[Start Given data]

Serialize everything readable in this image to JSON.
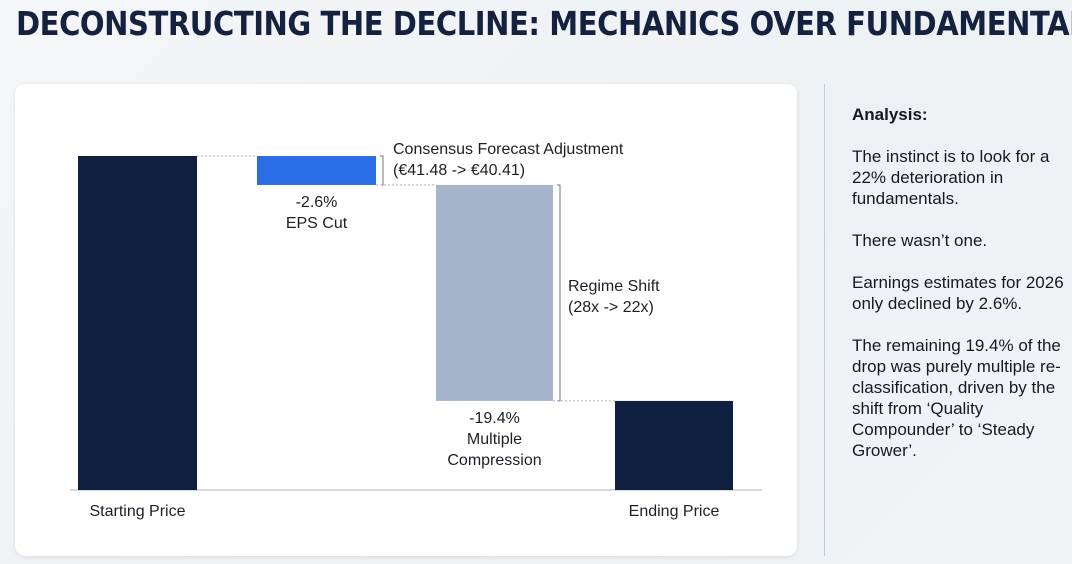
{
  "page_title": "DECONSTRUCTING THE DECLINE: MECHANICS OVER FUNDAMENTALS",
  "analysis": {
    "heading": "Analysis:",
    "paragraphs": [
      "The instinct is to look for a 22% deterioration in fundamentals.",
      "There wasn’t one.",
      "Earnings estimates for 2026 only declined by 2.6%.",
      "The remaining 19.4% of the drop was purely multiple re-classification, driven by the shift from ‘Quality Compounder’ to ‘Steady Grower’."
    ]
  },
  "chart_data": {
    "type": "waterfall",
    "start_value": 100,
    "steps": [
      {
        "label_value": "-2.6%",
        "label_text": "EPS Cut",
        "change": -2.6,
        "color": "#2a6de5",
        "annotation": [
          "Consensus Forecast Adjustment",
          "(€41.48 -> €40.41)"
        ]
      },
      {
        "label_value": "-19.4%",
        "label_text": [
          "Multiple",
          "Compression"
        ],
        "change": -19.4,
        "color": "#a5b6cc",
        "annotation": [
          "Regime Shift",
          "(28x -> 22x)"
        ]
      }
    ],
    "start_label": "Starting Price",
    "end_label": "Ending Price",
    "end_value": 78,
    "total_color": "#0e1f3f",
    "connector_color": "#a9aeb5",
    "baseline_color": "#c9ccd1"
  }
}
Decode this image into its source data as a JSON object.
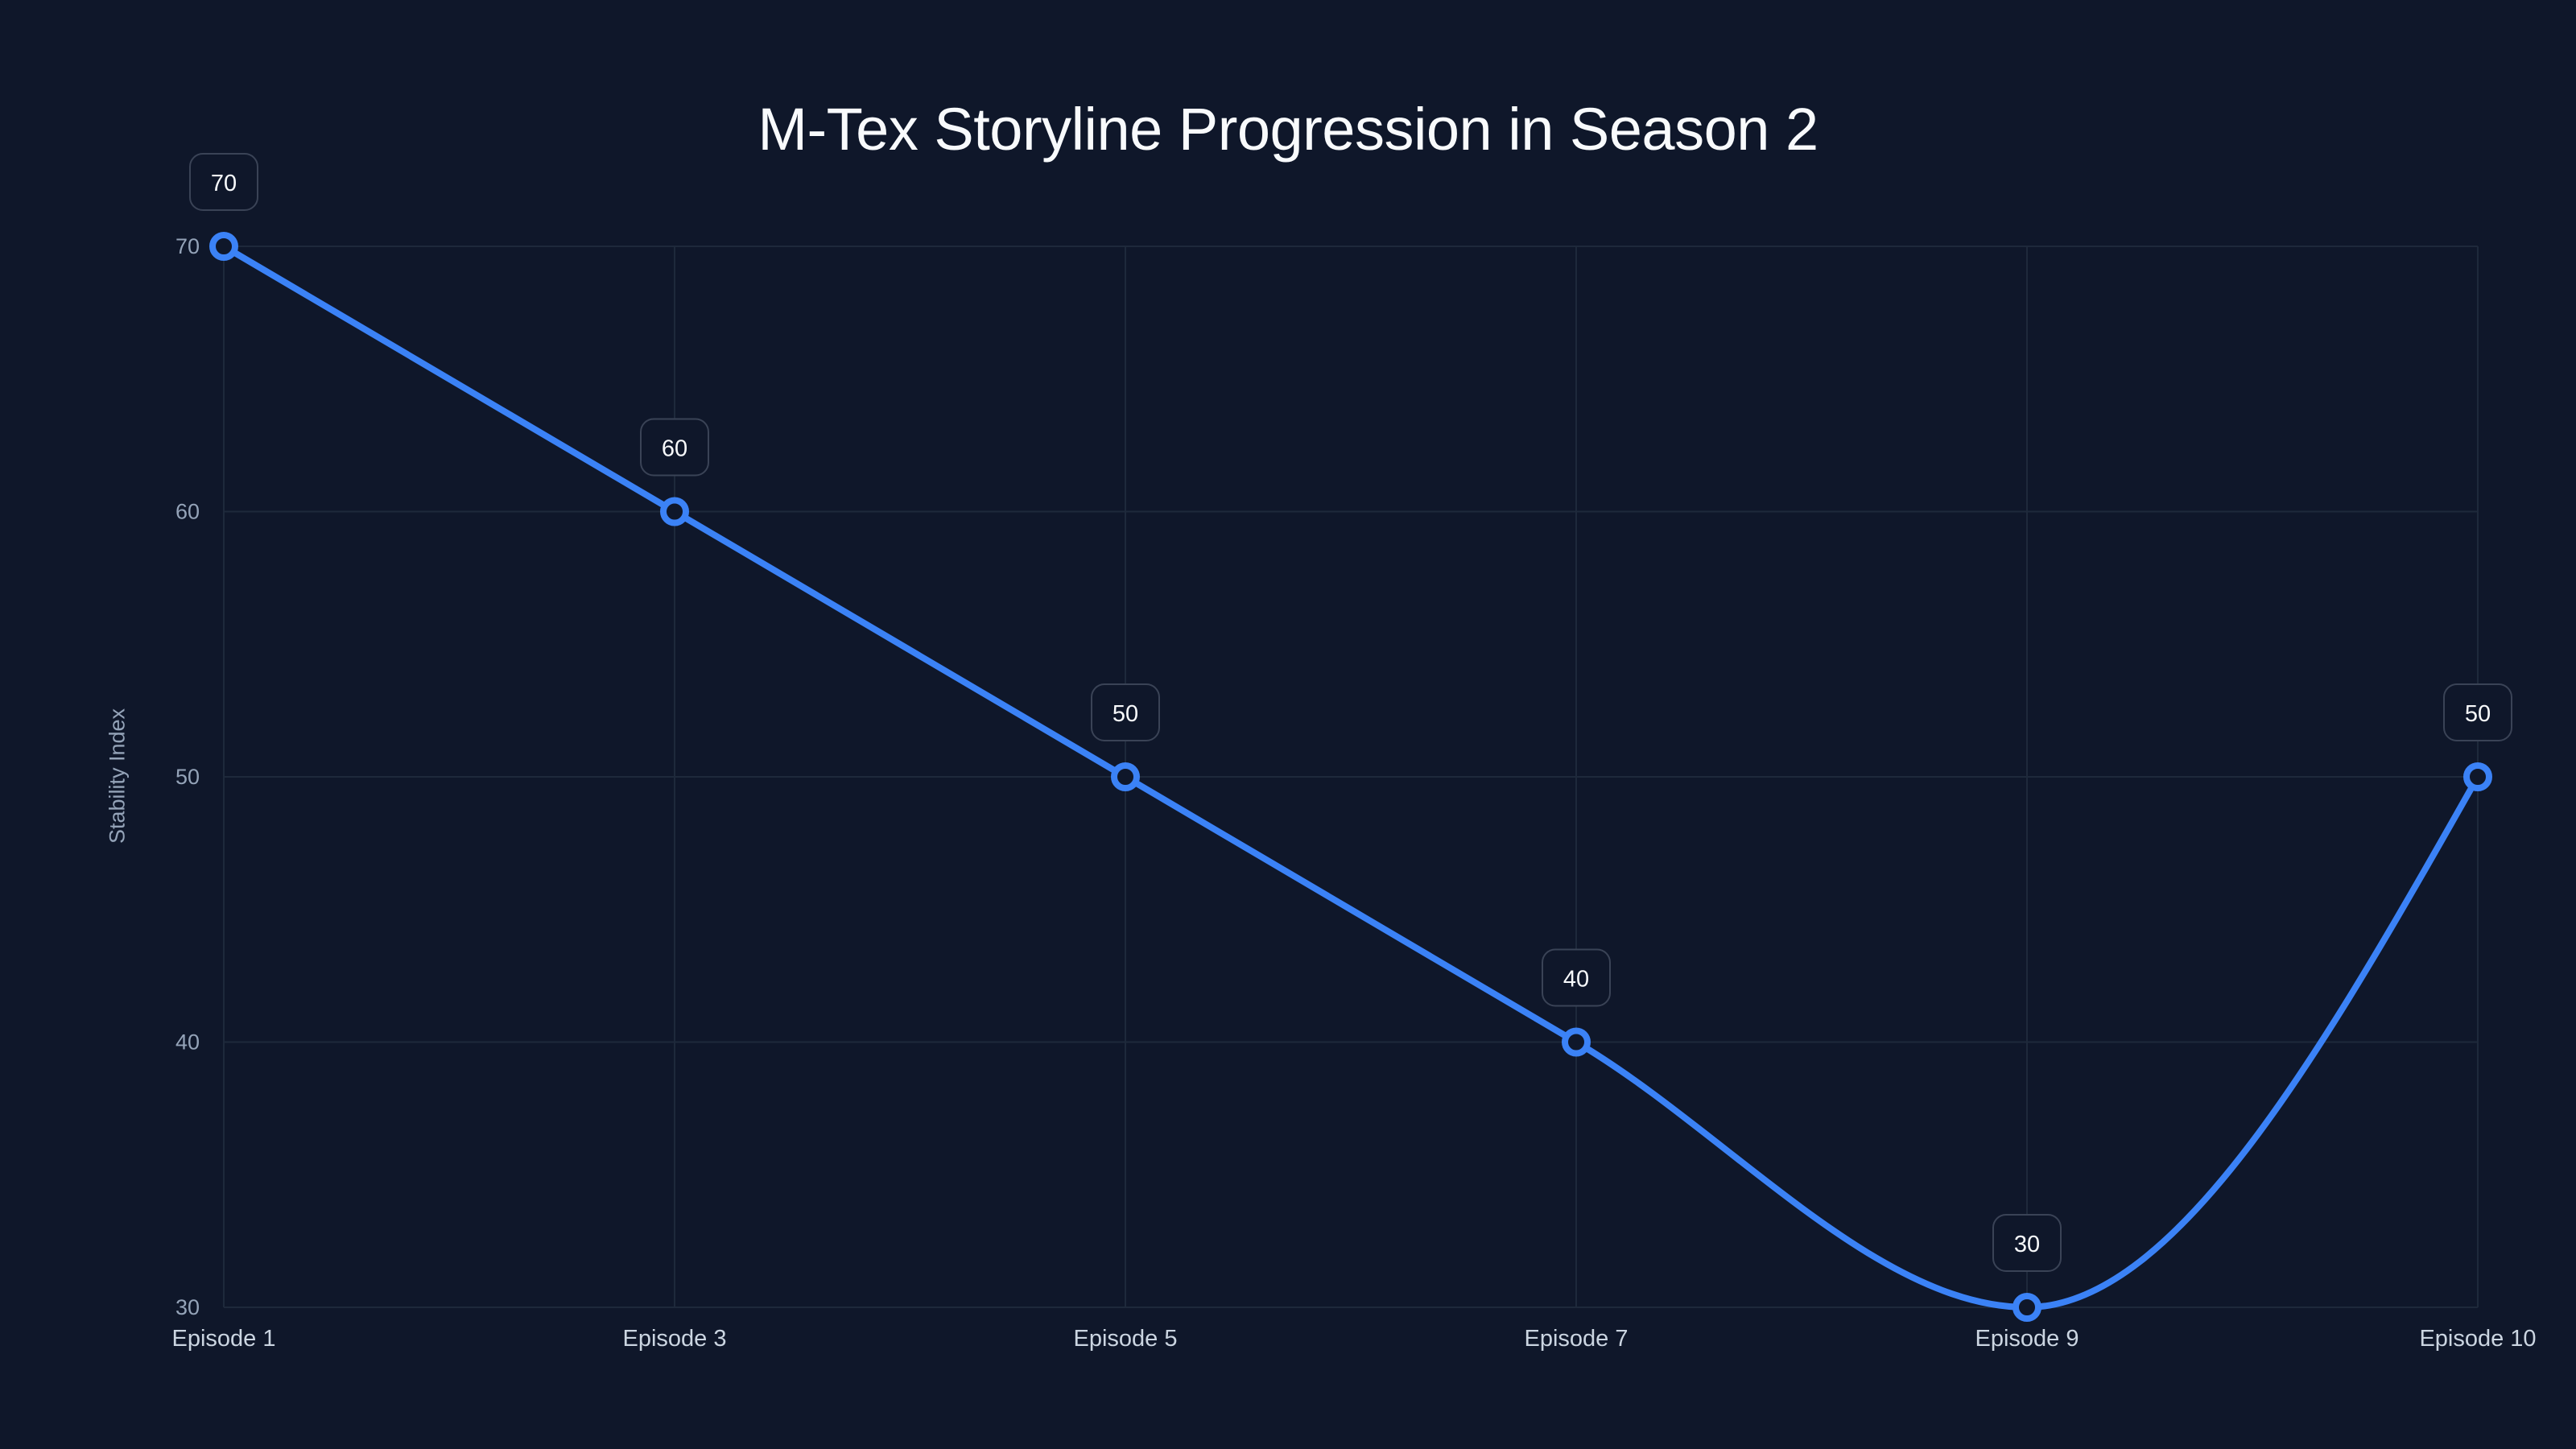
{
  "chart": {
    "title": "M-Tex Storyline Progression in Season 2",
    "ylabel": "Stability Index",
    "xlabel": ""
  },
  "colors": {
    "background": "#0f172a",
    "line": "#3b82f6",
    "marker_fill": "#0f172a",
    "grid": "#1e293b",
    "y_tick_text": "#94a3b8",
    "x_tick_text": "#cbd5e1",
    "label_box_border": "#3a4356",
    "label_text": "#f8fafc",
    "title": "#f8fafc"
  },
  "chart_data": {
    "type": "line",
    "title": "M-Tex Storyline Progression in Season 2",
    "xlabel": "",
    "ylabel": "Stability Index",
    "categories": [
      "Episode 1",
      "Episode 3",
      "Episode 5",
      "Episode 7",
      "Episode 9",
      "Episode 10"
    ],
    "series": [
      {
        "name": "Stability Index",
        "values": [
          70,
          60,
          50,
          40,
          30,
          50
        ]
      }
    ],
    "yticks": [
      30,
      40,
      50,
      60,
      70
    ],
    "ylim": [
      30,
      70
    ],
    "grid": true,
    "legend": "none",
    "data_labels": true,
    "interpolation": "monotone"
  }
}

[End Given data]

Make an exact copy of the data above, pictures excluded.

- _Exercise solution_
Serialize everything readable in this image to JSON.
{
  "page_title": "DECONSTRUCTING THE DECLINE: MECHANICS OVER FUNDAMENTALS",
  "analysis": {
    "heading": "Analysis:",
    "paragraphs": [
      "The instinct is to look for a 22% deterioration in fundamentals.",
      "There wasn’t one.",
      "Earnings estimates for 2026 only declined by 2.6%.",
      "The remaining 19.4% of the drop was purely multiple re-classification, driven by the shift from ‘Quality Compounder’ to ‘Steady Grower’."
    ]
  },
  "chart_data": {
    "type": "waterfall",
    "start_value": 100,
    "steps": [
      {
        "label_value": "-2.6%",
        "label_text": "EPS Cut",
        "change": -2.6,
        "color": "#2a6de5",
        "annotation": [
          "Consensus Forecast Adjustment",
          "(€41.48 -> €40.41)"
        ]
      },
      {
        "label_value": "-19.4%",
        "label_text": [
          "Multiple",
          "Compression"
        ],
        "change": -19.4,
        "color": "#a5b6cc",
        "annotation": [
          "Regime Shift",
          "(28x -> 22x)"
        ]
      }
    ],
    "start_label": "Starting Price",
    "end_label": "Ending Price",
    "end_value": 78,
    "total_color": "#0e1f3f",
    "connector_color": "#a9aeb5",
    "baseline_color": "#c9ccd1"
  }
}
Decode this image into its source data as a JSON object.
{
  "chart": {
    "title": "M-Tex Storyline Progression in Season 2",
    "ylabel": "Stability Index",
    "xlabel": ""
  },
  "colors": {
    "background": "#0f172a",
    "line": "#3b82f6",
    "marker_fill": "#0f172a",
    "grid": "#1e293b",
    "y_tick_text": "#94a3b8",
    "x_tick_text": "#cbd5e1",
    "label_box_border": "#3a4356",
    "label_text": "#f8fafc",
    "title": "#f8fafc"
  },
  "chart_data": {
    "type": "line",
    "title": "M-Tex Storyline Progression in Season 2",
    "xlabel": "",
    "ylabel": "Stability Index",
    "categories": [
      "Episode 1",
      "Episode 3",
      "Episode 5",
      "Episode 7",
      "Episode 9",
      "Episode 10"
    ],
    "series": [
      {
        "name": "Stability Index",
        "values": [
          70,
          60,
          50,
          40,
          30,
          50
        ]
      }
    ],
    "yticks": [
      30,
      40,
      50,
      60,
      70
    ],
    "ylim": [
      30,
      70
    ],
    "grid": true,
    "legend": "none",
    "data_labels": true,
    "interpolation": "monotone"
  }
}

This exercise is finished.